**Text excerpt**
——————————

Premium
SU‐FF‐T‐240: Hair Sparing IMRT for Whole Brain with Simultaneous Integrated Boosts
Author(s) -
Mallah J,
Mihailidis D,
Plants B,
Fischer T
Publication year - 2007
Publication title -
medical physics
Language(s) - English
Resource type - Journals
SCImago Journal Rank - 1.473
H-Index - 180
eISSN - 2473-4209
pISSN - 0094-2405
DOI - 10.1118/1.2760901
Subject(s) - nuclear medicine , radiation treatment planning , medicine , scalp , dosimetry , radiation therapy , radiology , surgery
Purpose: To investigate inclusion of the hair‐sparing limitation of scalp dose as a secondary objective in a protocol for whole brain IMRT treatment along with high dose simultaneous integrated boosts (SIB) added to help control gross brain metastases. Methods and Materials: Three patients were selected to simulate a variety of brain tumors using artificial GTVs. The target doses were 54 Gy or 45 Gy for the boosts, and 27 Gy for the remainder of the whole brain, in 15 fx. To implement hair sparing, a 5 mm thick hair shell within the patient contour was created. Typical planning objectives for the hair shell were a max DVH constraint of 1250 cGy to 50% volume, and a max dose objective of 2300 cGy. Planning was done using Phillips Pinnacle 3 (V7.4f) software configured for step‐and‐shoot treatment on a Siemens Primus unit with 6‐MV photons. Results: The high‐dose boost regions were found to require at least 5 beams but did not substantially degrade the whole brain DVH or hair DVH. However, for a PTV near the surface it was not possible to keep the hair dose low. The DVH may appear acceptable in such cases, but dose on the inner side of the 5 mm region will not cause hair loss, while a patch of high dose on the surface will. Conclusions: IMRT can provide a clinically viable avenue for hair‐sparing whole brain treatment with SIB to higher primary tumor doses. A specific region of interest that would represent the “hair sparing” region might need to be defined and be assigned a specific dose limiting objective during the optimization process. We found that hair‐sparing cannot successfully be satisfied for primary targets situated closer to the surface.

——————————

**Data excerpts**
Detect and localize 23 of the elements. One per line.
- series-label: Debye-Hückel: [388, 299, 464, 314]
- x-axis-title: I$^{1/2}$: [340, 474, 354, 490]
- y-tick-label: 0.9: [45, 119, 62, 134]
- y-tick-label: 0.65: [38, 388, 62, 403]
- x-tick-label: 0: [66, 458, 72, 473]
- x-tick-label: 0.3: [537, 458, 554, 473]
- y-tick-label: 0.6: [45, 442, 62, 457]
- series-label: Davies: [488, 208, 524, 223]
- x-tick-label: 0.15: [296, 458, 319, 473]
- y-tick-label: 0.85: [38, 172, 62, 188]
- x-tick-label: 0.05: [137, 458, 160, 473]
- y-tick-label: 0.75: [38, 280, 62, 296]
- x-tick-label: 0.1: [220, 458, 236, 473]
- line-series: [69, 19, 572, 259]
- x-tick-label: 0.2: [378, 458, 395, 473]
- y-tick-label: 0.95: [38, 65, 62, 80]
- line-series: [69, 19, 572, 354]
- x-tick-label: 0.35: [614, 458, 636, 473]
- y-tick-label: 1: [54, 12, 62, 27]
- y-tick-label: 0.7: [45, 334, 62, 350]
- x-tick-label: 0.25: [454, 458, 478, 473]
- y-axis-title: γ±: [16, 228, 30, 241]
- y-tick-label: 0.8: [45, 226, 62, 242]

——————————

**Required work**
Set down the entire hair-sparing whole-brain IMRT text from above, word for word and unchanged.

**Answer to this task**
Premium
SU‐FF‐T‐240: Hair Sparing IMRT for Whole Brain with Simultaneous Integrated Boosts
Author(s) -
Mallah J,
Mihailidis D,
Plants B,
Fischer T
Publication year - 2007
Publication title -
medical physics
Language(s) - English
Resource type - Journals
SCImago Journal Rank - 1.473
H-Index - 180
eISSN - 2473-4209
pISSN - 0094-2405
DOI - 10.1118/1.2760901
Subject(s) - nuclear medicine , radiation treatment planning , medicine , scalp , dosimetry , radiation therapy , radiology , surgery
Purpose: To investigate inclusion of the hair‐sparing limitation of scalp dose as a secondary objective in a protocol for whole brain IMRT treatment along with high dose simultaneous integrated boosts (SIB) added to help control gross brain metastases. Methods and Materials: Three patients were selected to simulate a variety of brain tumors using artificial GTVs. The target doses were 54 Gy or 45 Gy for the boosts, and 27 Gy for the remainder of the whole brain, in 15 fx. To implement hair sparing, a 5 mm thick hair shell within the patient contour was created. Typical planning objectives for the hair shell were a max DVH constraint of 1250 cGy to 50% volume, and a max dose objective of 2300 cGy. Planning was done using Phillips Pinnacle 3 (V7.4f) software configured for step‐and‐shoot treatment on a Siemens Primus unit with 6‐MV photons. Results: The high‐dose boost regions were found to require at least 5 beams but did not substantially degrade the whole brain DVH or hair DVH. However, for a PTV near the surface it was not possible to keep the hair dose low. The DVH may appear acceptable in such cases, but dose on the inner side of the 5 mm region will not cause hair loss, while a patch of high dose on the surface will. Conclusions: IMRT can provide a clinically viable avenue for hair‐sparing whole brain treatment with SIB to higher primary tumor doses. A specific region of interest that would represent the “hair sparing” region might need to be defined and be assigned a specific dose limiting objective during the optimization process. We found that hair‐sparing cannot successfully be satisfied for primary targets situated closer to the surface.